→ What the task asks:
Isolate every line in the records below with "Biden" in it.

━━━━━━━━━━━━━━━━

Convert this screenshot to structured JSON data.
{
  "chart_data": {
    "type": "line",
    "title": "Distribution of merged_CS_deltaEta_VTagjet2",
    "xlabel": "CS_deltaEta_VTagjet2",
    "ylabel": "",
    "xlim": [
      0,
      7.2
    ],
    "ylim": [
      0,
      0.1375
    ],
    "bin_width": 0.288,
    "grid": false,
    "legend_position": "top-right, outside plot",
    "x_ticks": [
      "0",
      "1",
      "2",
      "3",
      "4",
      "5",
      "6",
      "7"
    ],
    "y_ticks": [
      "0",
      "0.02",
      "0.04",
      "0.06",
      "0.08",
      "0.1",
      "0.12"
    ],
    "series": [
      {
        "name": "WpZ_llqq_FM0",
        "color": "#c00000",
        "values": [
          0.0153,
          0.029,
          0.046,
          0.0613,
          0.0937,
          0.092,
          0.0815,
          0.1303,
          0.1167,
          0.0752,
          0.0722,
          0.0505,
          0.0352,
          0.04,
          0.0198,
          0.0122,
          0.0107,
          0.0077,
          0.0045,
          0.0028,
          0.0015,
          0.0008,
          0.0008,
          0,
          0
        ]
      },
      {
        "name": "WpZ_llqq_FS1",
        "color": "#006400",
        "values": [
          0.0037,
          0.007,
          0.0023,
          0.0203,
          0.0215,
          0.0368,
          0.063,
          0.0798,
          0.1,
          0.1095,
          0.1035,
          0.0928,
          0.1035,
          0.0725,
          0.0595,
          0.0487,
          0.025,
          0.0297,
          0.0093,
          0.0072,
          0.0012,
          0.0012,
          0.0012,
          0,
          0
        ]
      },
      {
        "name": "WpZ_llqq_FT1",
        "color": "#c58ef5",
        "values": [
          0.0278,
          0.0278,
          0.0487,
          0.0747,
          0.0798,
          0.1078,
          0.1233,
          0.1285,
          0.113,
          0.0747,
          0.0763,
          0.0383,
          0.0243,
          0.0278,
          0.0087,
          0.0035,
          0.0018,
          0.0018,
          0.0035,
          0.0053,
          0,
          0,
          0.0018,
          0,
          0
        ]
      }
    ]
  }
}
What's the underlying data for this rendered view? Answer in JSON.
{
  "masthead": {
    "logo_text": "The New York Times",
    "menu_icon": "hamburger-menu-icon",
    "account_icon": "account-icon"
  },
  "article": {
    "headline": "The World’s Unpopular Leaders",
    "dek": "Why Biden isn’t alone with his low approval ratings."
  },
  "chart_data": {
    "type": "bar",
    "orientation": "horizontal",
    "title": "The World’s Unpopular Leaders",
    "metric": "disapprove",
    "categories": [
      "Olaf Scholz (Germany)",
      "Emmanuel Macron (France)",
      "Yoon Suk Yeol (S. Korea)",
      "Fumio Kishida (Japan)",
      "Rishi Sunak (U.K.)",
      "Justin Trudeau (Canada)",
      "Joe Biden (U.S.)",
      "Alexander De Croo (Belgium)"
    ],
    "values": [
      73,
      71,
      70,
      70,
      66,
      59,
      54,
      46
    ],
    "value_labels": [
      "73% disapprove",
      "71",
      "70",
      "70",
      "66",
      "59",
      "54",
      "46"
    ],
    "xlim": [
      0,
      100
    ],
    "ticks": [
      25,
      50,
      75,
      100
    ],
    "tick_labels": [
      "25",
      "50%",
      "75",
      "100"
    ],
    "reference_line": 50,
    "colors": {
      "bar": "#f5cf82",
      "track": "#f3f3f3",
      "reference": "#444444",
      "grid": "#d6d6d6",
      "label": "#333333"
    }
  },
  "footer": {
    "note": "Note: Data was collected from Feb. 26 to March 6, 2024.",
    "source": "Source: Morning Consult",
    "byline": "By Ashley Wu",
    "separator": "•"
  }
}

━━━━━━━━━━━━━━━━

→ Response:
    "dek": "Why Biden isn’t alone with his low approval ratings."
      "Joe Biden (U.S.)",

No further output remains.